Una sofferenza da bimbi e non solo…
Nel mese di aprile per la rubrica proponiamo due libri della collana Psicologia e benessere di Città nuova. Cominciamo con Mi aiuti a crescere?. Ogni processo di crescita può essere paragonato a quello di un bruco che vuol diventare farfalla. Ma quanta fatica costa e quant'è importante garantire sicurezze ai più piccoli?
I modi in cui i bambini esprimono la loro sofferenza e chiedono aiuto ai più grandi varia a seconda che si trovino dentro o fuori dalle mura domestiche. Il libro-novità di Città nuova dal titolo emblematico Mi aiuti a crescere. La fatica di diventare grandi, ripercorre le tappe necessarie perché ogni bambino acquisisca le proprie capacità e conquisti le nuove libertà. Partendo dai racconti e dal punto di vista dei piccoli sugli adulti, che più o meno consapevolmente possono diventare causa di sofferenza nel prendersi cura dei più piccoli, affrontiamo il tema della mancanza di sicurezza attraverso il racconto di Carlo, un bimbo di quattro anni.
«Sarà anche un posto carino e la maestra non sembrava male, ma io non ci volevo restare. E così ho cominciato a piangere come un disperato e sono riuscito a farmi riportare a casa… Non mi fido di stare lì. E se poi combino qualche guaio e la maestra lo dice a mamma? Quando la faccio grossa lei mi dice che mi porterà in collegio o che chiamerà i Carabinieri per farmi portare in carcere. Fino ad ora non lo ha fatto mai. Non ho nemmeno visto quell’uomo nero che lei dice che abita nel solaio… Ma se fosse vero?» (Carlo, 4 anni).
Il senso di sicurezza è un presupposto indispensabile per un bambino. Comincia ad “essere garantito” dai genitori, fin dai primi giorni di vita, proprio a livello corporeo: braccia stabili e forti che contengono il neonato lo fanno già sentire al sicuro. La certezza che se si piange, per fame o per sonno, qualcuno arriverà a “risolvere il problema” è un altro fattore, e così via…
A seconda della fase di crescita che si sta attraversando, il bambino ha diverse necessità. A circa otto mesi ha bisogno di essere rassicurato sulla presenza costante dei genitori, quando comincia a camminare ha bisogno di sentire la fiducia di potersi staccare dalle mani di chi lo sorregge, quando è più autonomo deve sentire che, se va da solo nell’altra stanza della casa, non gli succederà niente, quando andrà alla scuola dell’infanzia dovrà essere convinto che papà e mamma non lo lasceranno lì, ma lo andranno certamente a riprendere. Nell’affrontare il “mondo esterno” il bambino, in generale, avrà bisogno di sentire che a casa c’è una “base sicura” che lo accoglie e che infonde sicurezza in se stesso.
Noi genitori non siamo perfetti, abbiamo anche noi le nostre insicurezze, le nostre paure. È normale che esse esistano. Quando però avvertiamo paure eccessive o proviamo emozioni ambivalenti, il senso di sicurezza dei bambini viene minacciato. E così la pipì a letto o il balbettare, manifestazioni tipiche dei bambini di una certa età, non costituiscono più un momento di passaggio, una fase transitoria, ma diventano un “sintomo”.

------------------------

_COSA SI CHIEDE_:
• 1. Rispondi a queste domande sul brano di partenza:
(a) Quanti anni ha Carlo?
(b) A circa quanti mesi il bambino ha bisogno di essere rassicurato sulla presenza costante dei genitori?
(c) A quale collana di Città nuova appartengono i due libri proposti?
• 2. Traduci in inglese questa frase del brano di partenza: «Noi genitori non siamo perfetti, abbiamo anche noi le nostre insicurezze, le nostre paure.»

_ESTRATTO DEI DATI_:
------------------------

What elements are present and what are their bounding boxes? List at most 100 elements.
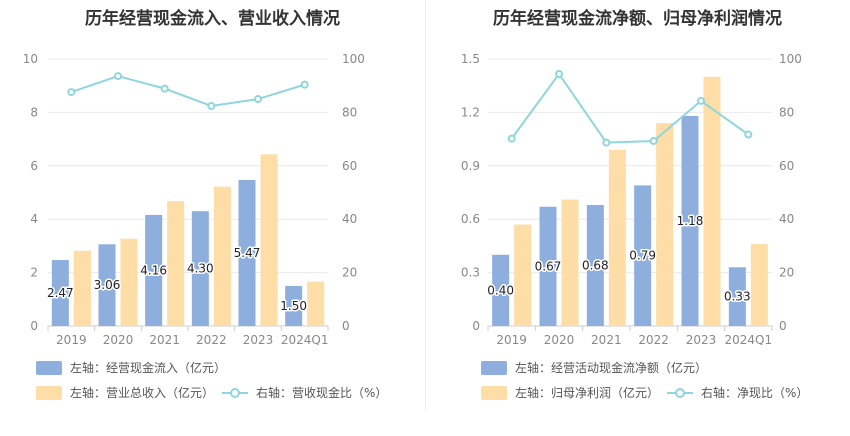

------------------------

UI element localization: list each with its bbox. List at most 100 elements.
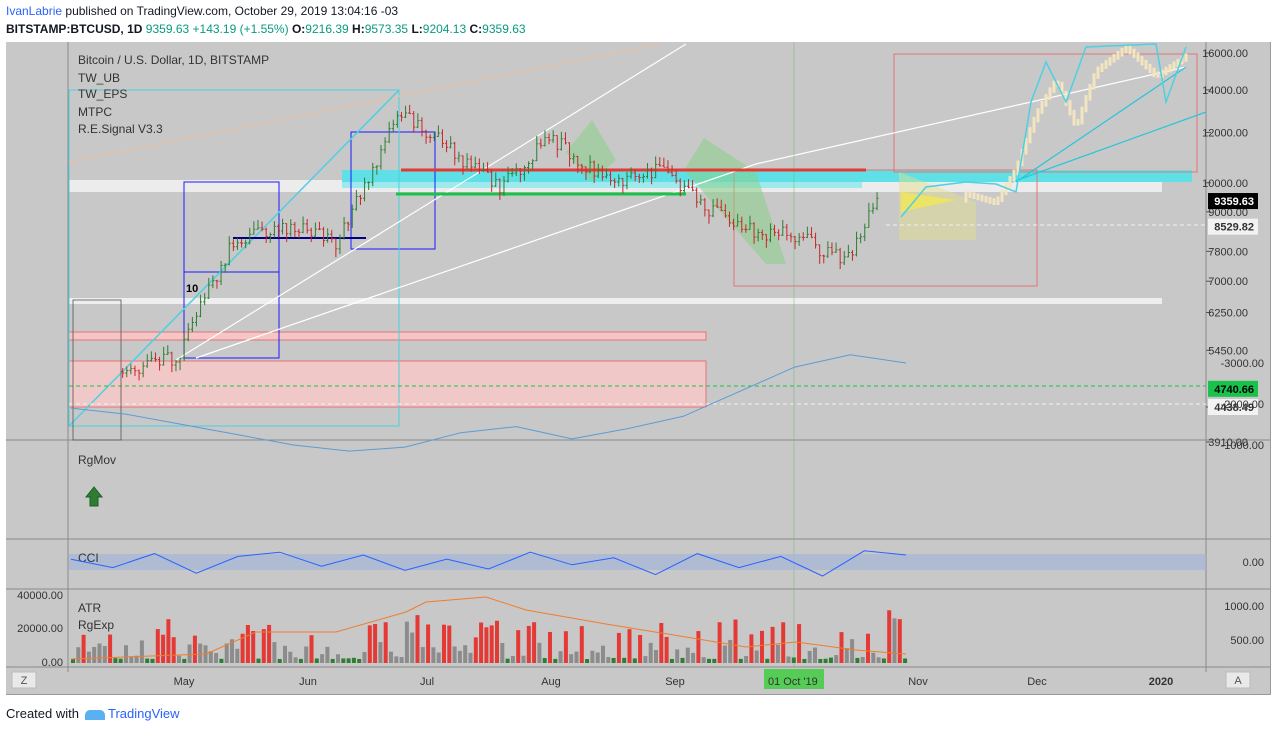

------------------------

_RISULTATI_:
• 1.
(a) 4 anni.
(b) A circa otto mesi.
(c) Psicologia e benessere.

• 2. We parents are not perfect; we too have our insecurities, our fears.